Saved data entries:
⟨

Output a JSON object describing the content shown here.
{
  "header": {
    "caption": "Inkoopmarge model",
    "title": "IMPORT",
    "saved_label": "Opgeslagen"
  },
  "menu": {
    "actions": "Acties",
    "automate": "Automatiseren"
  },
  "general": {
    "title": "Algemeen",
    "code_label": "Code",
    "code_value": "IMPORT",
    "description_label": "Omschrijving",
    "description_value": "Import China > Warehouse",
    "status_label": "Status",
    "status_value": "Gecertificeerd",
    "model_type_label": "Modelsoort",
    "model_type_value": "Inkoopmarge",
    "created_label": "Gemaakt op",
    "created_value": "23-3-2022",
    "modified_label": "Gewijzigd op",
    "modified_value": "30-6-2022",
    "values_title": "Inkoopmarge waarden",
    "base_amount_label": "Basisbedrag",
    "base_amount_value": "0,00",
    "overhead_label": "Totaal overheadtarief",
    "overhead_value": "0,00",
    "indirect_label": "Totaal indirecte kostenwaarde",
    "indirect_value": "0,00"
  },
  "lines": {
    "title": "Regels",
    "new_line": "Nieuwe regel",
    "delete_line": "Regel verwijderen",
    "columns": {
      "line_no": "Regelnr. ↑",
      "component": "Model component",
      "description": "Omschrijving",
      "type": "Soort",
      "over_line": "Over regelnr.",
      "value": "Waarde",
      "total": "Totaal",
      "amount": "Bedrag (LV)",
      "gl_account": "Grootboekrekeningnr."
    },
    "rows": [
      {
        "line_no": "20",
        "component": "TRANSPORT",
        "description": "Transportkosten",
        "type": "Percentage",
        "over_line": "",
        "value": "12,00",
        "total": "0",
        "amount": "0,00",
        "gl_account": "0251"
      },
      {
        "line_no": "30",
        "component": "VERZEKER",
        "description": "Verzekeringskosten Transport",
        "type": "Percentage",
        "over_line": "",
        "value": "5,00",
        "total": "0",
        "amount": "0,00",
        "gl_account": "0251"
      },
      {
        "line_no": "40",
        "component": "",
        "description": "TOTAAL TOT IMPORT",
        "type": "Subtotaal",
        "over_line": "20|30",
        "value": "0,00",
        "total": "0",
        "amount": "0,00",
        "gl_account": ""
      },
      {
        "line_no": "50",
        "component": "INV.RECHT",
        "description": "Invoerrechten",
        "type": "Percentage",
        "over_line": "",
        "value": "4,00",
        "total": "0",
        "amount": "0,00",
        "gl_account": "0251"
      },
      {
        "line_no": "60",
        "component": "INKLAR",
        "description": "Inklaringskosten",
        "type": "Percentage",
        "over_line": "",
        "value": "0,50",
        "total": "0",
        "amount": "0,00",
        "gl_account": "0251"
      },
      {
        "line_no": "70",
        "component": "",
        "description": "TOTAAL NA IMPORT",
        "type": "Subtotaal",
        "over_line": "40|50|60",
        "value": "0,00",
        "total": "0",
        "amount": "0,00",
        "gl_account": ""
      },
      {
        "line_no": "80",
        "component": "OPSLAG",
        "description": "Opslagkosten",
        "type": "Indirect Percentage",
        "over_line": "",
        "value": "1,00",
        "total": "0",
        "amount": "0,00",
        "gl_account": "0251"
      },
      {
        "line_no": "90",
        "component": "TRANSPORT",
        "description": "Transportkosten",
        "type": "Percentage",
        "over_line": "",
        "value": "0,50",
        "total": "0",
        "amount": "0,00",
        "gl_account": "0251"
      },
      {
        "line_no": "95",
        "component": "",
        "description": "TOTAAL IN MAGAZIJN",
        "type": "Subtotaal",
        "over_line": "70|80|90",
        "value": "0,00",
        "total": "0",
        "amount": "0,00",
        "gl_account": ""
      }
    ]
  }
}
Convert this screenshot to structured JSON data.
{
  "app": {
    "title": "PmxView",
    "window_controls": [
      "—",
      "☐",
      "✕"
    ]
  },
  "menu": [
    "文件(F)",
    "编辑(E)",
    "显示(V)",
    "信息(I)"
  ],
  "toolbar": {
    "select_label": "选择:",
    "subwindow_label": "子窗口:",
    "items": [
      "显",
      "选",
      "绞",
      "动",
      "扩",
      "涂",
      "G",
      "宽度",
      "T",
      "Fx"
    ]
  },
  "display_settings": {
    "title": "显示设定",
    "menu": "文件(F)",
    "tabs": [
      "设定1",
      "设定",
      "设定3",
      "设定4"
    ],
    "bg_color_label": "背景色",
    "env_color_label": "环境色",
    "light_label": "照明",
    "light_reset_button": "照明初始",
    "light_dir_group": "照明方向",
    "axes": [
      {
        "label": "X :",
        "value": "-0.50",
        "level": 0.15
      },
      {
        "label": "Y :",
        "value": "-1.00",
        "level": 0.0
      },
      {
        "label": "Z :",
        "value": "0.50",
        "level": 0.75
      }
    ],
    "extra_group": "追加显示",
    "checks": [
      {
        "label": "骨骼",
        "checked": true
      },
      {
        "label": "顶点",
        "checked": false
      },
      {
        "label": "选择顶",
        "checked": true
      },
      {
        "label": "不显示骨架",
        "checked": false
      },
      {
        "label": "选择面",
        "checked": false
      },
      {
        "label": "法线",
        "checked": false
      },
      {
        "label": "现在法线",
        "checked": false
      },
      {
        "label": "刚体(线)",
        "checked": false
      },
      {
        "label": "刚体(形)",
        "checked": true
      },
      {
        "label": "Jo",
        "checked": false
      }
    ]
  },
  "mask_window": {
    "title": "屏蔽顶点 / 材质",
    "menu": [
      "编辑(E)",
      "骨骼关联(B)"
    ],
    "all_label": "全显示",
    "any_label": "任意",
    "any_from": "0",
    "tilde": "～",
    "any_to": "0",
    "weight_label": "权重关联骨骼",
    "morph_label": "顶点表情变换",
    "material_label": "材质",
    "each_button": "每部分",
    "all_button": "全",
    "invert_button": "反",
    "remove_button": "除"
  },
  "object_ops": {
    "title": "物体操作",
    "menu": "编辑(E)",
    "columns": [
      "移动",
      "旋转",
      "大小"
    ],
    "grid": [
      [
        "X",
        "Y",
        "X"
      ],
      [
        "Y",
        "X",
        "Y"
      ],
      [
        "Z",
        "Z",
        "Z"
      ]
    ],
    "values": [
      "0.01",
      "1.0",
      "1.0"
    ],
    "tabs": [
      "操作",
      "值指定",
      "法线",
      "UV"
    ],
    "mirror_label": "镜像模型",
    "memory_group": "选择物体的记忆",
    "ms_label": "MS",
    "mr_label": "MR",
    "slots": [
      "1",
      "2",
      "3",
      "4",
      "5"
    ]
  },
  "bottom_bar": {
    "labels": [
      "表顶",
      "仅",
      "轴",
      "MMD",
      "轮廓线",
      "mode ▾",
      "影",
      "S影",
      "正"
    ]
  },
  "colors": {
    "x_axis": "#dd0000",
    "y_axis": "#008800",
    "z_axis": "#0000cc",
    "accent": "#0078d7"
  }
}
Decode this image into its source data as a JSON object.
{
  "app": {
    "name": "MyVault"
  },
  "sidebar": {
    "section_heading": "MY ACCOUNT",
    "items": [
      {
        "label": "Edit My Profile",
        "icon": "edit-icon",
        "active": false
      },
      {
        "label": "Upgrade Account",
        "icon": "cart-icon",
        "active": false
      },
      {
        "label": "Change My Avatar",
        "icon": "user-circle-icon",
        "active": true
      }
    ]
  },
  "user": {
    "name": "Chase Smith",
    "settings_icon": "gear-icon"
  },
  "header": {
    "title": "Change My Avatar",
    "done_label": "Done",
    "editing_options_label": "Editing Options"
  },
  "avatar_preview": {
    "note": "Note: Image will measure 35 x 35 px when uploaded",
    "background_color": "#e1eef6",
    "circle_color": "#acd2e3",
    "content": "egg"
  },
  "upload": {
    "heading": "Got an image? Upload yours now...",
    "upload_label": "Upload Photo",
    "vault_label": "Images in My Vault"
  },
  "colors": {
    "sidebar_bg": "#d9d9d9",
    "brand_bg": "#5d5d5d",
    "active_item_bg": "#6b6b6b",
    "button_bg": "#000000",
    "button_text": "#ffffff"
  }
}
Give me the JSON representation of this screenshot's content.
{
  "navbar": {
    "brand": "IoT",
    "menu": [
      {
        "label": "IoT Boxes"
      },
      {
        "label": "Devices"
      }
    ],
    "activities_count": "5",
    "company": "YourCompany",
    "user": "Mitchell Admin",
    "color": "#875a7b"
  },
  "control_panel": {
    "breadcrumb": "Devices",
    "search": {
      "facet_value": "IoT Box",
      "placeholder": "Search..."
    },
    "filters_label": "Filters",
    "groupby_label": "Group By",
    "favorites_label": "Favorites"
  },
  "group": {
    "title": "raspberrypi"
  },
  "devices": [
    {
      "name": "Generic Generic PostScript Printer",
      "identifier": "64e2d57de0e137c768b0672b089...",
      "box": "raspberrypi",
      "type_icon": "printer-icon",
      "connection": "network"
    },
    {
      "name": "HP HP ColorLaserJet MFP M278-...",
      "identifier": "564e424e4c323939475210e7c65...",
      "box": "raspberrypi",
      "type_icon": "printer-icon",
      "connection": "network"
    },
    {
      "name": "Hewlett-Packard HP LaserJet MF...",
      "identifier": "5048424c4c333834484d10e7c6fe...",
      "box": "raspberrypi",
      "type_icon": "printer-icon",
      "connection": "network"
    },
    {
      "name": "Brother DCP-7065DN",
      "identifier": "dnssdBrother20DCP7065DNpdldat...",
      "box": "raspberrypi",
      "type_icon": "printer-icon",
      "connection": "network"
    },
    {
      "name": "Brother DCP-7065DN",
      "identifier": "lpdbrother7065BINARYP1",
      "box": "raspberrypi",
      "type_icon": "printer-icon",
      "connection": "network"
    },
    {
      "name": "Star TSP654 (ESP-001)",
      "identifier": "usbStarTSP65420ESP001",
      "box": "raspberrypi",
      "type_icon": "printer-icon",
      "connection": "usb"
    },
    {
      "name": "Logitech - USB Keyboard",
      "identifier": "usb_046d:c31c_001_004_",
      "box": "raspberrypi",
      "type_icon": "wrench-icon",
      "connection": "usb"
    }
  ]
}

⟩

**Stated problem**
Pull out every line of the records that includes the string "Inkoopmarge".

**The answer**
    "caption": "Inkoopmarge model",
    "model_type_value": "Inkoopmarge",
    "values_title": "Inkoopmarge waarden",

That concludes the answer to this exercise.